■ Selected text:
====

The Company's long term incentives include options to purchase Common Shares. The Committee is delegated the authority to grant share options. The Committee reviews the grants of share options to directors, management, employees and consultants. Share options are generally granted annually, and at other times of the year to individuals commencing employment with the Company. Share option exercise prices are set in accordance with TSX policies ("TSX rules") and are based on the five-day volume weighted average trading price prior to the date of grant.
The Company believes that encouraging its executives, employees and directors to become Shareholders is the best way of aligning their interests with those of its Shareholders. Equity participation is accomplished through the Option Plan, as well as through the DSU Plan and the RSU Plan (see Particulars of Matters to be Acted Upon below). Share options are granted taking into account a number of factors, including the amount and term of options previously granted, base salary and bonuses, and competitive factors. Share options vest on terms established by the Committee.
The Company's long term incentive plans are designed to foster and promote the long-term financial success of the Company by strengthening the ability of the Company to attract and retain highly competent employees, motivating performance through incentive compensation, promoting greater alignment of interests between employees and shareholders in creating long-term shareholder value, and enabling employees to participate in the long-term growth and financial success of the Company. Share options provide employees with the opportunity to participate in the growth of the price of the Common Shares of the Company, and it allows them to benefit from the favourable tax treatment applicable to this form of compensation.

====

■ Entries:
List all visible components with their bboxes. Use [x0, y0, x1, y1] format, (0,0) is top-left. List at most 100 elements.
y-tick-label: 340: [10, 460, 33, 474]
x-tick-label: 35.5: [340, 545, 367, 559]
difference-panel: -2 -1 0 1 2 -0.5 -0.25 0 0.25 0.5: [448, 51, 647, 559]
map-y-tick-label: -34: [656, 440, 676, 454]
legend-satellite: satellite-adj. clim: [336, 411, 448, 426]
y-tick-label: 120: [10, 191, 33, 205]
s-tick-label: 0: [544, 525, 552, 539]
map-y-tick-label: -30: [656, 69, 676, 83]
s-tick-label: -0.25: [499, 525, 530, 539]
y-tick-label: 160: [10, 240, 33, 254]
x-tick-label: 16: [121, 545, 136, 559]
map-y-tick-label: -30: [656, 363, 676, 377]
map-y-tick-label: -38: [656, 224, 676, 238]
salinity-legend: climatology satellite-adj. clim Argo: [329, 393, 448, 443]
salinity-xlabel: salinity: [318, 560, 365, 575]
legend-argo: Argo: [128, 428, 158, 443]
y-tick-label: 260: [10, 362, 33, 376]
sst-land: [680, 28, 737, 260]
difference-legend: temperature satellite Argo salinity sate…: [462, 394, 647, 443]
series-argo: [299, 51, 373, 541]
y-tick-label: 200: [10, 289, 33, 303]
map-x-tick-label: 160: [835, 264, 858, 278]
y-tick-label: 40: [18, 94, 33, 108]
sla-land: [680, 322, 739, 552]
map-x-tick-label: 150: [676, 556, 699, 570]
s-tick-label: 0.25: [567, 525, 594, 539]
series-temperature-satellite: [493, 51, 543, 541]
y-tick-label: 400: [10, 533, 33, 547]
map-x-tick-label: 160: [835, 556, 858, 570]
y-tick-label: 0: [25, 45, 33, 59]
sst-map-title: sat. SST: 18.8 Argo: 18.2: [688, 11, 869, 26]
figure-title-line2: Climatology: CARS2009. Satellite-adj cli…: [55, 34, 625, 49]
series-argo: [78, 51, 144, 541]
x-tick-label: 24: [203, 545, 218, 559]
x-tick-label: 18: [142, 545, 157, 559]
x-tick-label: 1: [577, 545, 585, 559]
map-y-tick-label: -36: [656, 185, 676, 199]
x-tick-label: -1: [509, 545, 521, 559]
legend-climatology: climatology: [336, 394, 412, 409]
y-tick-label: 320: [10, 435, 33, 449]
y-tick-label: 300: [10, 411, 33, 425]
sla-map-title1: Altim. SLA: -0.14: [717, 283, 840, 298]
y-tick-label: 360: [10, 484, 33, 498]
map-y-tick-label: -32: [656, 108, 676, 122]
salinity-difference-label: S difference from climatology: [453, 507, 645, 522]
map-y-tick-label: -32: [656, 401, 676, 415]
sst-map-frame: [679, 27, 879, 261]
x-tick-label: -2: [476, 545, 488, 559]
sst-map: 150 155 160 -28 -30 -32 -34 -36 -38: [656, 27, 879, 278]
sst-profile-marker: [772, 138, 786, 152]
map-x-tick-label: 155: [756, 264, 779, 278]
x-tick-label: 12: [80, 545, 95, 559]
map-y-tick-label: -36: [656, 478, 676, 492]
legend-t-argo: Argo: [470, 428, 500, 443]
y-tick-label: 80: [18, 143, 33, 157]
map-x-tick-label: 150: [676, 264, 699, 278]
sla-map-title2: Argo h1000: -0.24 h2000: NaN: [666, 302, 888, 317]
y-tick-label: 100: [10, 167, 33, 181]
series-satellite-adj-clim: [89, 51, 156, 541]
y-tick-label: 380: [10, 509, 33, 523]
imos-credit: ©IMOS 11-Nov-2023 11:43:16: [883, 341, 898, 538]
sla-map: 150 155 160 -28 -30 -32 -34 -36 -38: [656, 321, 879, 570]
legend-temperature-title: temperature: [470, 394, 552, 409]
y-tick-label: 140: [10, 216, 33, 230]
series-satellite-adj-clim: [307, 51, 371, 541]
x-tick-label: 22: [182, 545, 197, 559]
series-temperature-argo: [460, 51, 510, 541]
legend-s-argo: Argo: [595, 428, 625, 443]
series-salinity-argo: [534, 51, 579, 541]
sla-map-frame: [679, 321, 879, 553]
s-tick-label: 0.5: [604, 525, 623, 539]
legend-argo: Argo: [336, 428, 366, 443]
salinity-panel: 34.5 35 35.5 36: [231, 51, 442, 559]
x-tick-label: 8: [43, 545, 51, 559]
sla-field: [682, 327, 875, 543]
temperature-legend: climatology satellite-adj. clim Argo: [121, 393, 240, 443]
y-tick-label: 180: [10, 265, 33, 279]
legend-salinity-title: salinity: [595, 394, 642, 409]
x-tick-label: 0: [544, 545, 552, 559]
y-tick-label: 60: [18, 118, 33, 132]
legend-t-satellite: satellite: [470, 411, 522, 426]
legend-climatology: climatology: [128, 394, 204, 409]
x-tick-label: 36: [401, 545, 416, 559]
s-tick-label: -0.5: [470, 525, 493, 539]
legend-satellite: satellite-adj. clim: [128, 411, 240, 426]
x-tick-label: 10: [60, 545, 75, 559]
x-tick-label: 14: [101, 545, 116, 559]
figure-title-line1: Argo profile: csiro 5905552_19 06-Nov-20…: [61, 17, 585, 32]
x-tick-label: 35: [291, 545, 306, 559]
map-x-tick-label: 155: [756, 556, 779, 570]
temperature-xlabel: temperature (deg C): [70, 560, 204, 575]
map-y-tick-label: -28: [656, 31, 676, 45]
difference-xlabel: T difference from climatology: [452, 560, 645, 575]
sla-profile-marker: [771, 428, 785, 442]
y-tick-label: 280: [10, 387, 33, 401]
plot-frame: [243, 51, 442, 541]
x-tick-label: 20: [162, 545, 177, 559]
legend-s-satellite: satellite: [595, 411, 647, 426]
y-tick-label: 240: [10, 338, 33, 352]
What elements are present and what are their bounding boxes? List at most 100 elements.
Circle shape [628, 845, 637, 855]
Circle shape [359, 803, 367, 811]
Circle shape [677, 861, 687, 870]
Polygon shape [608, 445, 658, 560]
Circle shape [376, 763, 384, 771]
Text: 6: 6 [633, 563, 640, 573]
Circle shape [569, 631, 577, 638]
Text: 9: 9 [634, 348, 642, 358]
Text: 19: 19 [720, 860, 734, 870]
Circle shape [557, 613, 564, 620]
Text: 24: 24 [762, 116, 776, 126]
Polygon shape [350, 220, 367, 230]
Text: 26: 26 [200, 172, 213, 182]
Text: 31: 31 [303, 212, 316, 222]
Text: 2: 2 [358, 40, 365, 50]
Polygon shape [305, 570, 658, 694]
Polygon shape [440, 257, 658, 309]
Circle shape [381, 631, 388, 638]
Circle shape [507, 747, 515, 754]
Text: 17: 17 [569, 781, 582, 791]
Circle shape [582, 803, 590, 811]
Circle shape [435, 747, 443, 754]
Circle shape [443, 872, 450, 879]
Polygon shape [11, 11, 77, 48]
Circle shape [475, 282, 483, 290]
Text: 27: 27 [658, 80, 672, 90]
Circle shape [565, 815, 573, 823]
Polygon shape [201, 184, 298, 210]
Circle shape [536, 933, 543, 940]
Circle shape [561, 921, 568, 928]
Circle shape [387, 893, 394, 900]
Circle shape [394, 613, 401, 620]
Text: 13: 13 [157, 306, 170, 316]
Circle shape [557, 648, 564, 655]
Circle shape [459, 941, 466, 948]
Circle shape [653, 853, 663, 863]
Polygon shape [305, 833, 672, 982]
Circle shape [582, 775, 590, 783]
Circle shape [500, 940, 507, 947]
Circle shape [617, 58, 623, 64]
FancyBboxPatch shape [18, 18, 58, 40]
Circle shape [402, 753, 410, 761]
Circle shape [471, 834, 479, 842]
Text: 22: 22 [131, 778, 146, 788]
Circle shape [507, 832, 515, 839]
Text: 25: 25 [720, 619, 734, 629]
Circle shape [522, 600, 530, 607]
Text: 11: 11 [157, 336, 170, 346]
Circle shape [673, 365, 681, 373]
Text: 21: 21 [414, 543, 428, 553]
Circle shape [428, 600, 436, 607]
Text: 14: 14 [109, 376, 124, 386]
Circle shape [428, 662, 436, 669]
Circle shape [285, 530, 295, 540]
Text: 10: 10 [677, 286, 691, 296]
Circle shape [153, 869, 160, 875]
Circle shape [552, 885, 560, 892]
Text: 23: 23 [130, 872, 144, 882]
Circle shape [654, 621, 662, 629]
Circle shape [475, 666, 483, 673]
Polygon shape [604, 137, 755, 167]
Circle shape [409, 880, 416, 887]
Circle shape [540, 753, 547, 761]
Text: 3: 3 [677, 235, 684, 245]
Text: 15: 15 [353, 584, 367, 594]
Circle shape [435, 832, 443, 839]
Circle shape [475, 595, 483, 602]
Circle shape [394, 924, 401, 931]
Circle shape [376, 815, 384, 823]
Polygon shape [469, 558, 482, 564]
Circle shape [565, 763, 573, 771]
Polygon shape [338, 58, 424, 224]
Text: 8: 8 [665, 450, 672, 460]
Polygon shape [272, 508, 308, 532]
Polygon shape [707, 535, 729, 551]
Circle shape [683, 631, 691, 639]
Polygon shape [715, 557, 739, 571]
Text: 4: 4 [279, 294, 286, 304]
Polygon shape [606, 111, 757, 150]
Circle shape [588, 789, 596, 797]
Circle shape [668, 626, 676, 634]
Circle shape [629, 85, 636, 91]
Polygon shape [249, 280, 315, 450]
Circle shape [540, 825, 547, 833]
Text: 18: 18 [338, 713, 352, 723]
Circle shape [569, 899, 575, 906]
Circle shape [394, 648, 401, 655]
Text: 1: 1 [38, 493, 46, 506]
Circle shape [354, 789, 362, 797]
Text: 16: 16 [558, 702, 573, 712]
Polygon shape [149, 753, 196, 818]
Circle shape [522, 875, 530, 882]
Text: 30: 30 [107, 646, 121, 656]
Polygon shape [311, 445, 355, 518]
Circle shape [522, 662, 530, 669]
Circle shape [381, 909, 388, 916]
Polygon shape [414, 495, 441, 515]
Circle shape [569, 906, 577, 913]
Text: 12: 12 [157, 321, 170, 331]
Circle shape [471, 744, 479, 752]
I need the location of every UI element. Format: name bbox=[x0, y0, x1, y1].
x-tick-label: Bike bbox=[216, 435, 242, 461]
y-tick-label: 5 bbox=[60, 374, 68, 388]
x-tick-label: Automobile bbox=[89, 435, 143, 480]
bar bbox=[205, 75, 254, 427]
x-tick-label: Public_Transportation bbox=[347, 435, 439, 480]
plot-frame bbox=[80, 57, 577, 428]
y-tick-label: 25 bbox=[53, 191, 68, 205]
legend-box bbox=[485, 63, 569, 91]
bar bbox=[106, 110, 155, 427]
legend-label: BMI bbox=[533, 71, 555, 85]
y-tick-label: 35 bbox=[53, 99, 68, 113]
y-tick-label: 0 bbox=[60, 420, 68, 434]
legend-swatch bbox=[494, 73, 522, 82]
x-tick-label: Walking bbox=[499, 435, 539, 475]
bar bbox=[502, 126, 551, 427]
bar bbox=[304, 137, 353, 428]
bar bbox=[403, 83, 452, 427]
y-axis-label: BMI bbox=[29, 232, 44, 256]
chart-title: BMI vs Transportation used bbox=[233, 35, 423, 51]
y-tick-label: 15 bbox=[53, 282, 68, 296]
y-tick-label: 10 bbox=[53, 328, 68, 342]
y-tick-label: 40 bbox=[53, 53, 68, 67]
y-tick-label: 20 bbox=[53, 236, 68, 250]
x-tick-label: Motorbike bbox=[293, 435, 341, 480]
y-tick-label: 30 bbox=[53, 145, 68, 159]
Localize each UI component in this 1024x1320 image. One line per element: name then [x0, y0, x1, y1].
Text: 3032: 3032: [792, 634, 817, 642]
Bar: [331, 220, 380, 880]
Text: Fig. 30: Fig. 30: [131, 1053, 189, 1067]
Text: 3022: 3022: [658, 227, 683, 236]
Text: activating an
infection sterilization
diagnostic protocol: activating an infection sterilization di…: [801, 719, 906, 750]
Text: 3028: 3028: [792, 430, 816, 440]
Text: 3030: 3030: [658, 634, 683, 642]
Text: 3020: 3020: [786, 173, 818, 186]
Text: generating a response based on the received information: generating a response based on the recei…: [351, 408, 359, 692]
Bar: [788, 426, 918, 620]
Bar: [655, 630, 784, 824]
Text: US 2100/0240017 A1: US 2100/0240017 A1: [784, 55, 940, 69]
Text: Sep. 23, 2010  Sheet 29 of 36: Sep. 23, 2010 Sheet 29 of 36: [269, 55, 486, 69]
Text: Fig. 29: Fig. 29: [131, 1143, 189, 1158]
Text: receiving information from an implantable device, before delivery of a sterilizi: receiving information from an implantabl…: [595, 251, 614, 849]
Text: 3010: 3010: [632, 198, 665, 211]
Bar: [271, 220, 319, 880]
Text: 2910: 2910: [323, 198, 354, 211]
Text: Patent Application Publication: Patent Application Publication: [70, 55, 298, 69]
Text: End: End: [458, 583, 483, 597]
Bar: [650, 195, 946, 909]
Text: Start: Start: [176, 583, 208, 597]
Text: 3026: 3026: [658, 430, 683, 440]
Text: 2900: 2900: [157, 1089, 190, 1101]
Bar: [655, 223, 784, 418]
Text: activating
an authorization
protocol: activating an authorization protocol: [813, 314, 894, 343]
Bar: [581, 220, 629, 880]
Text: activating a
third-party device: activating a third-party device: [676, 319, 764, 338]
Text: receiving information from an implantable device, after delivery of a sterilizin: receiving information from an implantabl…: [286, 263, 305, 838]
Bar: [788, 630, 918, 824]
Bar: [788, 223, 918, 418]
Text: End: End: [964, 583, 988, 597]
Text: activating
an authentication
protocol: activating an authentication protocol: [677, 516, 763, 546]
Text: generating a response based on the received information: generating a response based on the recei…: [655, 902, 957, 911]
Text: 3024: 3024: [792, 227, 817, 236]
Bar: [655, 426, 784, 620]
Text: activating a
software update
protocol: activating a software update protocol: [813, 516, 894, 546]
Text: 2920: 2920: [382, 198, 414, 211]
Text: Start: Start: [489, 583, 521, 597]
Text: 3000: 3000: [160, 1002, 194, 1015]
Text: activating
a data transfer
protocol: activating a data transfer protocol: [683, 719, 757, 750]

====

■ Given instruction A:
Check whether each statement agrees with the share options text. For each, answer yes or no and quote the deciding words. (i) Share option exercise prices are based on a ten-day volume weighted average trading price. (ii) The Committee sets the terms on which share options vest. (iii) Share options are granted only once a year.
■ Given instruction B:
Tally the lines of the records that contain the string "most". Give only the number.

■ Complete response A:
(i) No: "based on the five-day volume weighted average trading price prior to the date of grant"
(ii) Yes: "Share options vest on terms established by the Committee."
(iii) No: "Share options are generally granted annually, and at other times of the year to individuals commencing employment with the Company."

■ Complete response B:
2